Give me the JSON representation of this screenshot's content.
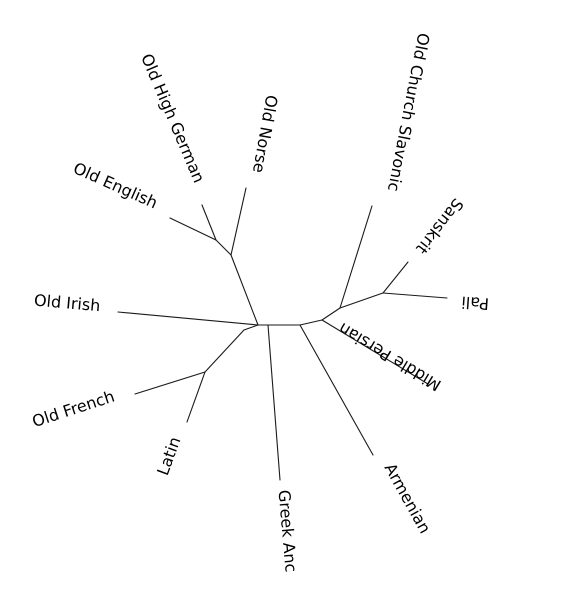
{
  "diagram": {
    "type": "unrooted-phylogenetic-tree",
    "languages": {
      "old_high_german": "Old High German",
      "old_norse": "Old Norse",
      "old_church_slavonic": "Old Church Slavonic",
      "old_english": "Old English",
      "sanskrit": "Sanskrit",
      "pali": "Pali",
      "old_irish": "Old Irish",
      "middle_persian": "Middle Persian",
      "old_french": "Old French",
      "latin": "Latin",
      "greek_anc": "Greek Anc",
      "armenian": "Armenian"
    }
  }
}
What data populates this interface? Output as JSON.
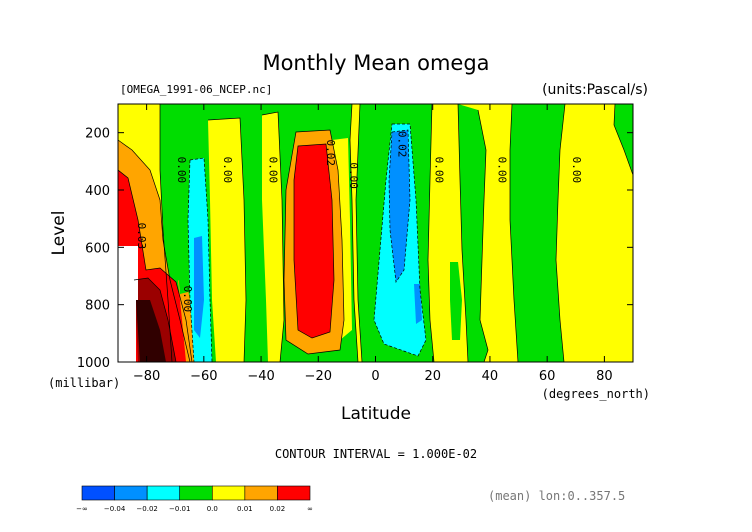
{
  "chart_data": {
    "type": "heatmap",
    "title": "Monthly Mean omega",
    "file_label": "[OMEGA_1991-06_NCEP.nc]",
    "units_label": "(units:Pascal/s)",
    "xlabel": "Latitude",
    "xunit": "(degrees_north)",
    "ylabel": "Level",
    "yunit": "(millibar)",
    "xlim": [
      -90,
      90
    ],
    "ylim": [
      1000,
      100
    ],
    "x_ticks": [
      -80,
      -60,
      -40,
      -20,
      0,
      20,
      40,
      60,
      80
    ],
    "y_ticks": [
      200,
      400,
      600,
      800,
      1000
    ],
    "contour_interval_text": "CONTOUR INTERVAL = 1.000E-02",
    "footer_text": "(mean) lon:0..357.5",
    "contour_labels": [
      {
        "text": "0.00",
        "lat": -69,
        "lev": 330
      },
      {
        "text": "0.00",
        "lat": -53,
        "lev": 330
      },
      {
        "text": "0.00",
        "lat": -37,
        "lev": 330
      },
      {
        "text": "0.02",
        "lat": -17,
        "lev": 270
      },
      {
        "text": "0.00",
        "lat": -9,
        "lev": 350
      },
      {
        "text": "0.02",
        "lat": 8,
        "lev": 240
      },
      {
        "text": "0.00",
        "lat": 21,
        "lev": 330
      },
      {
        "text": "0.00",
        "lat": 43,
        "lev": 330
      },
      {
        "text": "0.00",
        "lat": 69,
        "lev": 330
      },
      {
        "text": "0.03",
        "lat": -83,
        "lev": 560
      },
      {
        "text": "0.00",
        "lat": -67,
        "lev": 780
      }
    ],
    "colorbar": {
      "labels": [
        "-∞",
        "-0.04",
        "-0.02",
        "-0.01",
        "0.0",
        "0.01",
        "0.02",
        "∞"
      ],
      "colors": [
        "#0050ff",
        "#0090ff",
        "#00ffff",
        "#00dd00",
        "#ffff00",
        "#ffa500",
        "#ff0000"
      ]
    },
    "series": [
      {
        "level": "0.00 to 0.01",
        "color": "#ffff00"
      },
      {
        "level": "-0.01 to 0.00",
        "color": "#00dd00"
      },
      {
        "level": "-0.02 to -0.01",
        "color": "#00ffff"
      },
      {
        "level": "-0.04 to -0.02",
        "color": "#0090ff"
      },
      {
        "level": "0.01 to 0.02",
        "color": "#ffa500"
      },
      {
        "level": "> 0.02",
        "color": "#ff0000"
      }
    ]
  }
}
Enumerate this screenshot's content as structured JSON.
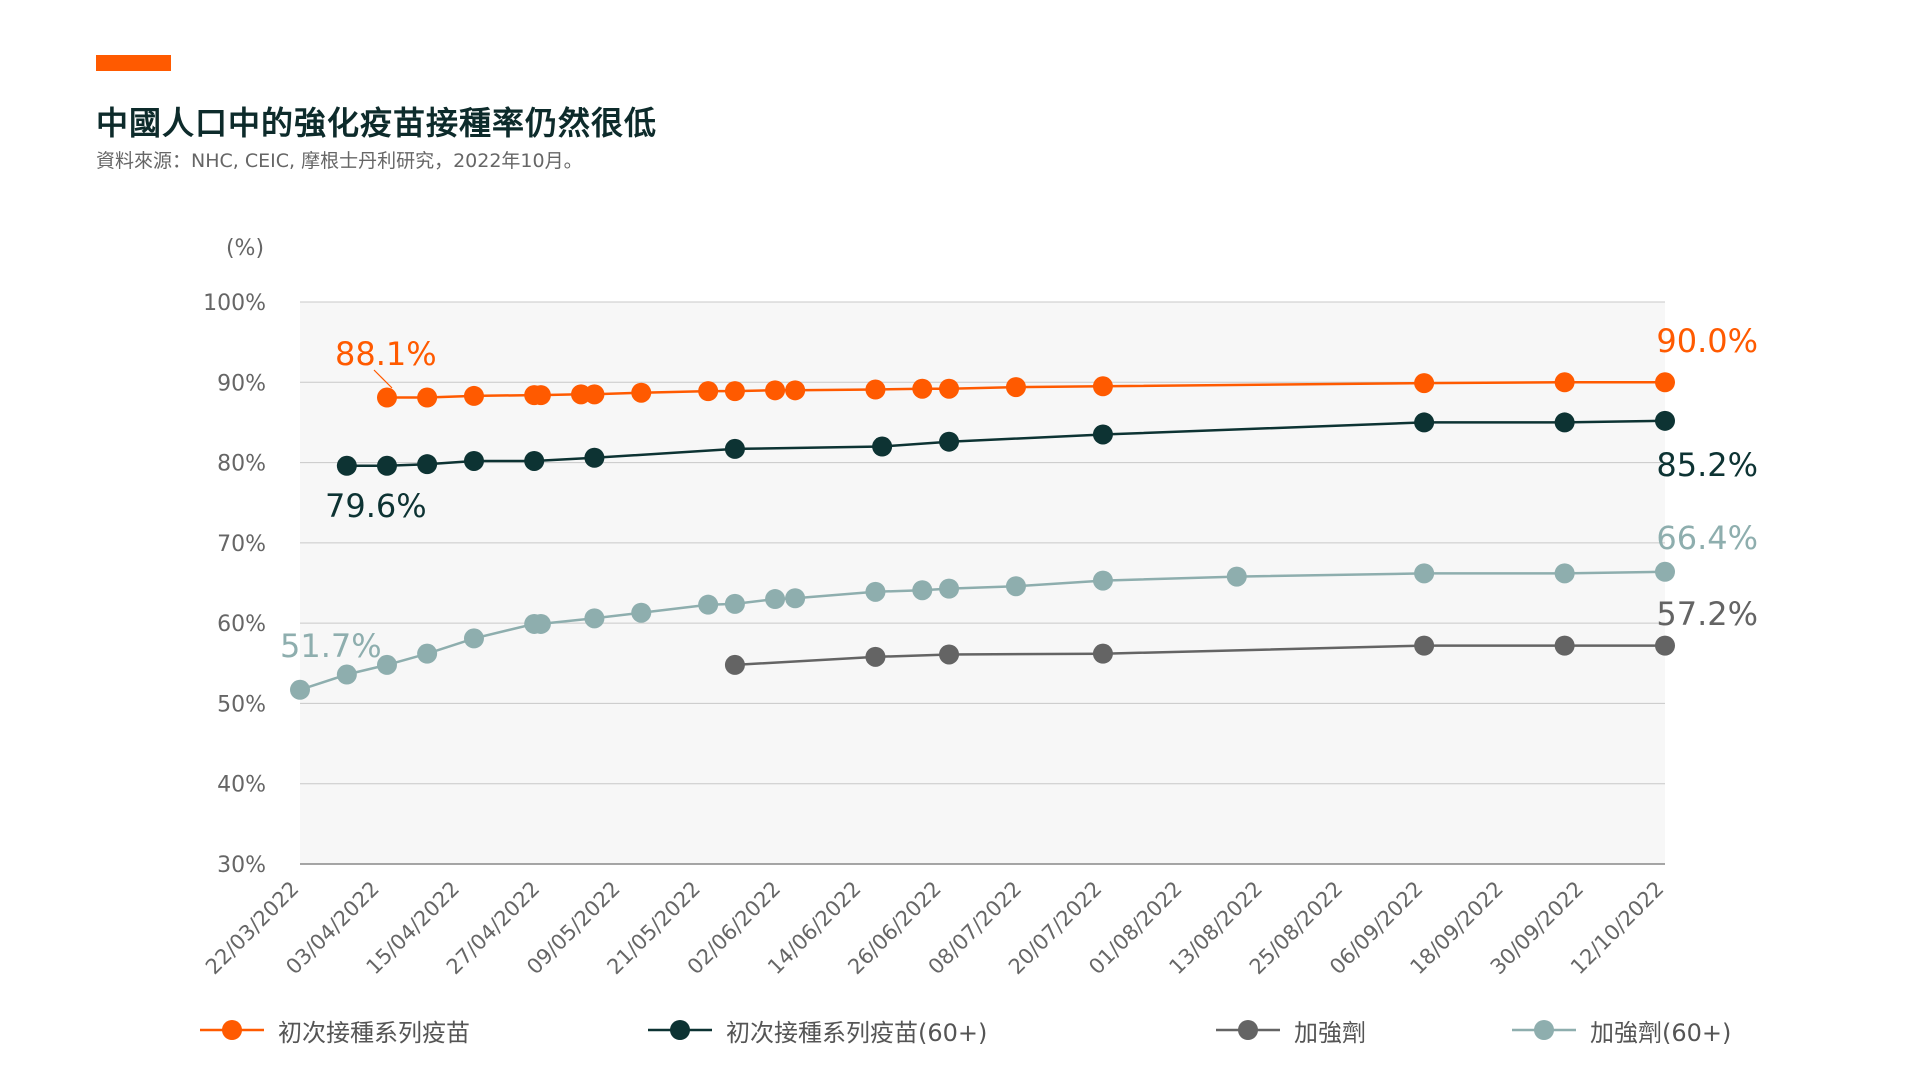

▸ **YOUR OBJECTIVE**
Show every line in the entries where the string "JSON" occurs.

▸ **RESULT OF THIS EXERCISE**
Give me the JSON representation of this screenshot's content.
What data populates this interface? Output as JSON.
Enumerate this screenshot's content as structured JSON.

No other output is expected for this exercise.